* start *

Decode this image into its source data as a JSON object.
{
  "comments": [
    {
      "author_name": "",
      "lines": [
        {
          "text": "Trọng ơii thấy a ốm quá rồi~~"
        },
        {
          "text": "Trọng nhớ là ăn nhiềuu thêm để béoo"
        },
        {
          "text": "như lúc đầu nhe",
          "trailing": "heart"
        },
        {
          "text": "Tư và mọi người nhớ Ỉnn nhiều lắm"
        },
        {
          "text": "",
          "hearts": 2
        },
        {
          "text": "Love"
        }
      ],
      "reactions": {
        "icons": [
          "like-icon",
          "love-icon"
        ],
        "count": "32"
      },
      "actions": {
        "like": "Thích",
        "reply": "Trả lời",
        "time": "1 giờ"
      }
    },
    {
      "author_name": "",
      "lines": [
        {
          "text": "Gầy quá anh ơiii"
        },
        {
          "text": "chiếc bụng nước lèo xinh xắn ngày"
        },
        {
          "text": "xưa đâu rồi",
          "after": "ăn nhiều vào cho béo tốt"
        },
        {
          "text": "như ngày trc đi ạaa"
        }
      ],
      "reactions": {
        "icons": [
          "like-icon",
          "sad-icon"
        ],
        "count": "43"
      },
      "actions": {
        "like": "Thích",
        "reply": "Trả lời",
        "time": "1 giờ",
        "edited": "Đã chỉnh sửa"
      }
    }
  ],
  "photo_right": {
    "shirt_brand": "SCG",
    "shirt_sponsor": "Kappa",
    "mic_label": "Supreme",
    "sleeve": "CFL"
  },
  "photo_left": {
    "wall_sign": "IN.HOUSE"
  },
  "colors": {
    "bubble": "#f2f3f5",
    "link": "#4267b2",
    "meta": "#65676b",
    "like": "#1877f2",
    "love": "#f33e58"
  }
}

* end *

#### WHAT YOU NEED TO DO
Return the material in full, exactly as shown.

#### TASK OUTPUT
Decode this image into its source data as a JSON object.
{
  "comments": [
    {
      "author_name": "",
      "lines": [
        {
          "text": "Trọng ơii thấy a ốm quá rồi~~"
        },
        {
          "text": "Trọng nhớ là ăn nhiềuu thêm để béoo"
        },
        {
          "text": "như lúc đầu nhe",
          "trailing": "heart"
        },
        {
          "text": "Tư và mọi người nhớ Ỉnn nhiều lắm"
        },
        {
          "text": "",
          "hearts": 2
        },
        {
          "text": "Love"
        }
      ],
      "reactions": {
        "icons": [
          "like-icon",
          "love-icon"
        ],
        "count": "32"
      },
      "actions": {
        "like": "Thích",
        "reply": "Trả lời",
        "time": "1 giờ"
      }
    },
    {
      "author_name": "",
      "lines": [
        {
          "text": "Gầy quá anh ơiii"
        },
        {
          "text": "chiếc bụng nước lèo xinh xắn ngày"
        },
        {
          "text": "xưa đâu rồi",
          "after": "ăn nhiều vào cho béo tốt"
        },
        {
          "text": "như ngày trc đi ạaa"
        }
      ],
      "reactions": {
        "icons": [
          "like-icon",
          "sad-icon"
        ],
        "count": "43"
      },
      "actions": {
        "like": "Thích",
        "reply": "Trả lời",
        "time": "1 giờ",
        "edited": "Đã chỉnh sửa"
      }
    }
  ],
  "photo_right": {
    "shirt_brand": "SCG",
    "shirt_sponsor": "Kappa",
    "mic_label": "Supreme",
    "sleeve": "CFL"
  },
  "photo_left": {
    "wall_sign": "IN.HOUSE"
  },
  "colors": {
    "bubble": "#f2f3f5",
    "link": "#4267b2",
    "meta": "#65676b",
    "like": "#1877f2",
    "love": "#f33e58"
  }
}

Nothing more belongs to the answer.